--- START DATASET RECORDS ---

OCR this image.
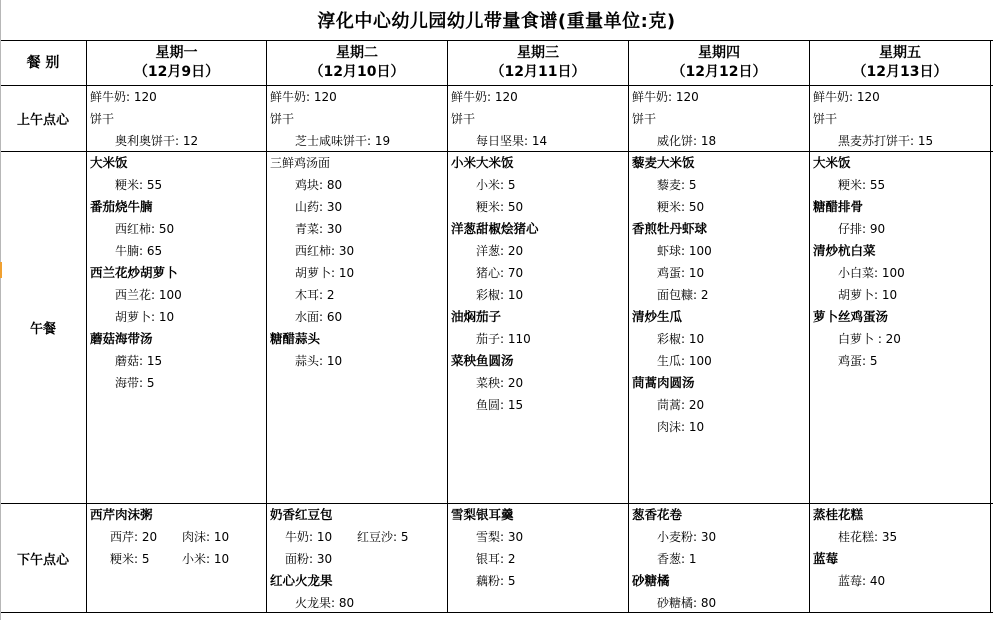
淳化中心幼儿园幼儿带量食谱(重量单位:克)
餐 别
星期一
（12月9日）
星期二
（12月10日）
星期三
（12月11日）
星期四
（12月12日）
星期五
（12月13日）
上午点心
午餐
下午点心
鲜牛奶: 120
饼干
奥利奥饼干: 12
鲜牛奶: 120
饼干
芝士咸味饼干: 19
鲜牛奶: 120
饼干
每日坚果: 14
鲜牛奶: 120
饼干
威化饼: 18
鲜牛奶: 120
饼干
黑麦苏打饼干: 15
大米饭
粳米: 55
番茄烧牛腩
西红柿: 50
牛腩: 65
西兰花炒胡萝卜
西兰花: 100
胡萝卜: 10
蘑菇海带汤
蘑菇: 15
海带: 5
三鲜鸡汤面
鸡块: 80
山药: 30
青菜: 30
西红柿: 30
胡萝卜: 10
木耳: 2
水面: 60
糖醋蒜头
蒜头: 10
小米大米饭
小米: 5
粳米: 50
洋葱甜椒烩猪心
洋葱: 20
猪心: 70
彩椒: 10
油焖茄子
茄子: 110
菜秧鱼圆汤
菜秧: 20
鱼圆: 15
藜麦大米饭
藜麦: 5
粳米: 50
香煎牡丹虾球
虾球: 100
鸡蛋: 10
面包糠: 2
清炒生瓜
彩椒: 10
生瓜: 100
茼蒿肉圆汤
茼蒿: 20
肉沫: 10
大米饭
粳米: 55
糖醋排骨
仔排: 90
清炒杭白菜
小白菜: 100
胡萝卜: 10
萝卜丝鸡蛋汤
白萝卜 : 20
鸡蛋: 5
西芹肉沫粥
西芹: 20 肉沫: 10
粳米: 5	小米: 10
奶香红豆包
牛奶: 10 红豆沙: 5
面粉: 30
红心火龙果
火龙果: 80
雪梨银耳羹
雪梨: 30
银耳: 2
藕粉: 5
葱香花卷
小麦粉: 30
香葱: 1
砂糖橘
砂糖橘: 80
蒸桂花糕
桂花糕: 35
蓝莓
蓝莓: 40
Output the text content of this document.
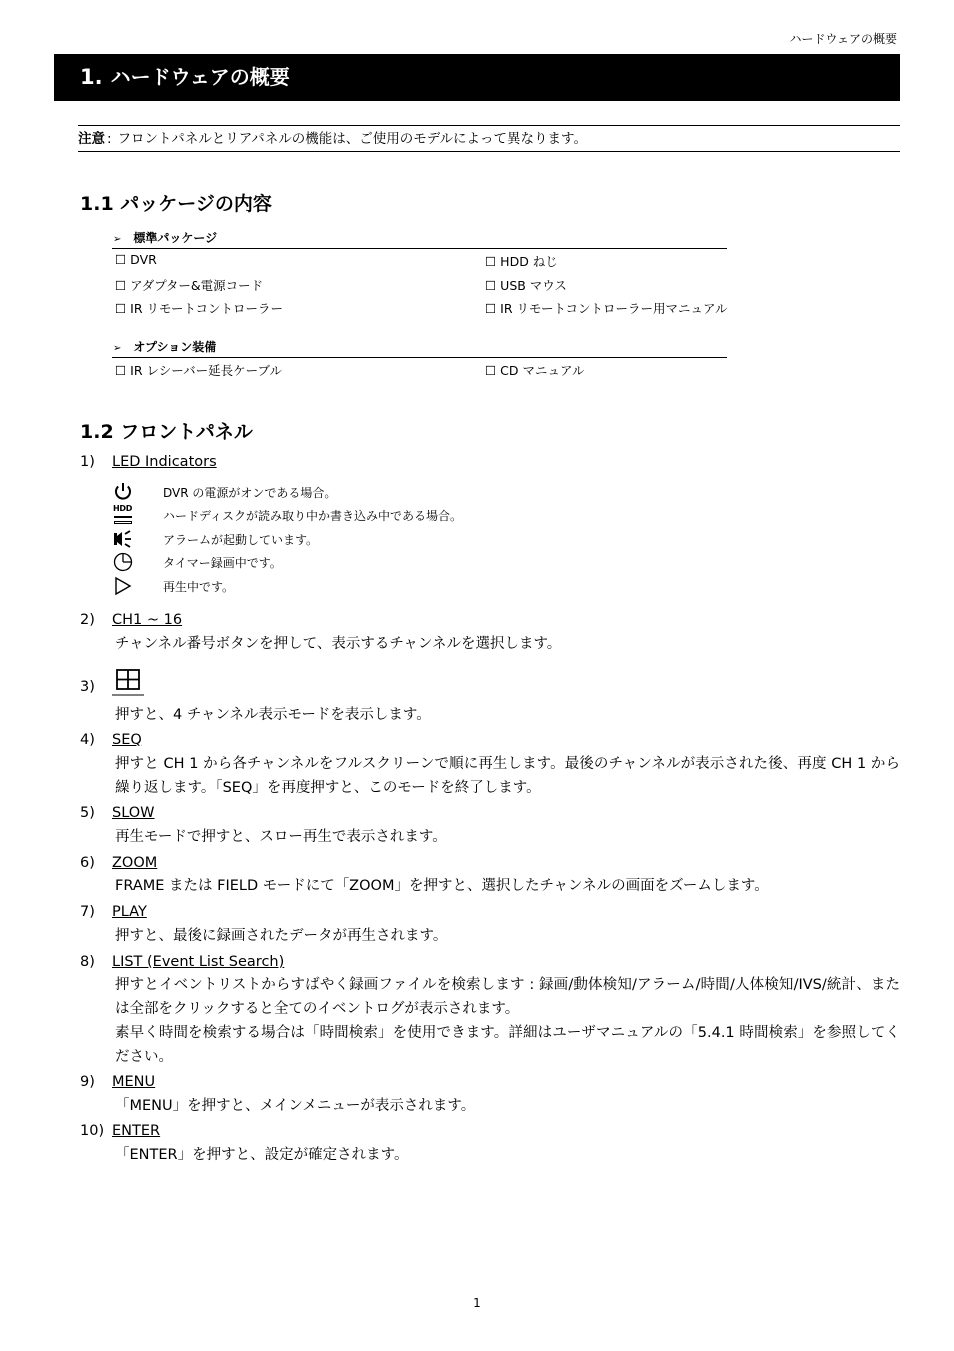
ハードウェアの概要
1. ハードウェアの概要
注意 : フロントパネルとリアパネルの機能は、ご使用のモデルによって異なります。
1.1 パッケージの内容
➢ 標準パッケージ
☐ DVR	☐ HDD ねじ
☐ アダプター&電源コード	☐ USB マウス
☐ IR リモートコントローラー	☐ IR リモートコントローラー用マニュアル
➢ オプション装備
☐ IR レシーバー延長ケーブル	☐ CD マニュアル
1.2 フロントパネル
1) LED Indicators
DVR の電源がオンである場合。
HDD
ハードディスクが読み取り中か書き込み中である場合。
アラームが起動しています。
タイマー録画中です。
再生中です。
2) CH1 ~ 16
チャンネル番号ボタンを押して、表示するチャンネルを選択します。
3)
押すと、4 チャンネル表示モードを表示します。
4) SEQ
押すと CH 1 から各チャンネルをフルスクリーンで順に再生します。最後のチャンネルが表示された後、再度 CH 1 から繰り返します。「SEQ」を再度押すと、このモードを終了します。
5) SLOW
再生モードで押すと、スロー再生で表示されます。
6) ZOOM
FRAME または FIELD モードにて「ZOOM」を押すと、選択したチャンネルの画面をズームします。
7) PLAY
押すと、最後に録画されたデータが再生されます。
8) LIST (Event List Search)
押すとイベントリストからすばやく録画ファイルを検索します : 録画/動体検知/アラーム/時間/人体検知/IVS/統計、または全部をクリックすると全てのイベントログが表示されます。
素早く時間を検索する場合は「時間検索」を使用できます。詳細はユーザマニュアルの「5.4.1 時間検索」を参照してください。
9) MENU
「MENU」を押すと、メインメニューが表示されます。
10) ENTER
「ENTER」を押すと、設定が確定されます。
1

--- END DATASET RECORDS ---

STATED PROBLEM =
Copy the entries above faithfully and omit every image.

FINAL ANSWER =
OCR this image.
淳化中心幼儿园幼儿带量食谱(重量单位:克)
餐 别
星期一
（12月9日）
星期二
（12月10日）
星期三
（12月11日）
星期四
（12月12日）
星期五
（12月13日）
上午点心
午餐
下午点心
鲜牛奶: 120
饼干
奥利奥饼干: 12
鲜牛奶: 120
饼干
芝士咸味饼干: 19
鲜牛奶: 120
饼干
每日坚果: 14
鲜牛奶: 120
饼干
威化饼: 18
鲜牛奶: 120
饼干
黑麦苏打饼干: 15
大米饭
粳米: 55
番茄烧牛腩
西红柿: 50
牛腩: 65
西兰花炒胡萝卜
西兰花: 100
胡萝卜: 10
蘑菇海带汤
蘑菇: 15
海带: 5
三鲜鸡汤面
鸡块: 80
山药: 30
青菜: 30
西红柿: 30
胡萝卜: 10
木耳: 2
水面: 60
糖醋蒜头
蒜头: 10
小米大米饭
小米: 5
粳米: 50
洋葱甜椒烩猪心
洋葱: 20
猪心: 70
彩椒: 10
油焖茄子
茄子: 110
菜秧鱼圆汤
菜秧: 20
鱼圆: 15
藜麦大米饭
藜麦: 5
粳米: 50
香煎牡丹虾球
虾球: 100
鸡蛋: 10
面包糠: 2
清炒生瓜
彩椒: 10
生瓜: 100
茼蒿肉圆汤
茼蒿: 20
肉沫: 10
大米饭
粳米: 55
糖醋排骨
仔排: 90
清炒杭白菜
小白菜: 100
胡萝卜: 10
萝卜丝鸡蛋汤
白萝卜 : 20
鸡蛋: 5
西芹肉沫粥
西芹: 20 肉沫: 10
粳米: 5	小米: 10
奶香红豆包
牛奶: 10 红豆沙: 5
面粉: 30
红心火龙果
火龙果: 80
雪梨银耳羹
雪梨: 30
银耳: 2
藕粉: 5
葱香花卷
小麦粉: 30
香葱: 1
砂糖橘
砂糖橘: 80
蒸桂花糕
桂花糕: 35
蓝莓
蓝莓: 40
Output the text content of this document.
ハードウェアの概要
1. ハードウェアの概要
注意 : フロントパネルとリアパネルの機能は、ご使用のモデルによって異なります。
1.1 パッケージの内容
➢ 標準パッケージ
☐ DVR	☐ HDD ねじ
☐ アダプター&電源コード	☐ USB マウス
☐ IR リモートコントローラー	☐ IR リモートコントローラー用マニュアル
➢ オプション装備
☐ IR レシーバー延長ケーブル	☐ CD マニュアル
1.2 フロントパネル
1) LED Indicators
DVR の電源がオンである場合。
HDD
ハードディスクが読み取り中か書き込み中である場合。
アラームが起動しています。
タイマー録画中です。
再生中です。
2) CH1 ~ 16
チャンネル番号ボタンを押して、表示するチャンネルを選択します。
3)
押すと、4 チャンネル表示モードを表示します。
4) SEQ
押すと CH 1 から各チャンネルをフルスクリーンで順に再生します。最後のチャンネルが表示された後、再度 CH 1 から繰り返します。「SEQ」を再度押すと、このモードを終了します。
5) SLOW
再生モードで押すと、スロー再生で表示されます。
6) ZOOM
FRAME または FIELD モードにて「ZOOM」を押すと、選択したチャンネルの画面をズームします。
7) PLAY
押すと、最後に録画されたデータが再生されます。
8) LIST (Event List Search)
押すとイベントリストからすばやく録画ファイルを検索します : 録画/動体検知/アラーム/時間/人体検知/IVS/統計、または全部をクリックすると全てのイベントログが表示されます。
素早く時間を検索する場合は「時間検索」を使用できます。詳細はユーザマニュアルの「5.4.1 時間検索」を参照してください。
9) MENU
「MENU」を押すと、メインメニューが表示されます。
10) ENTER
「ENTER」を押すと、設定が確定されます。
1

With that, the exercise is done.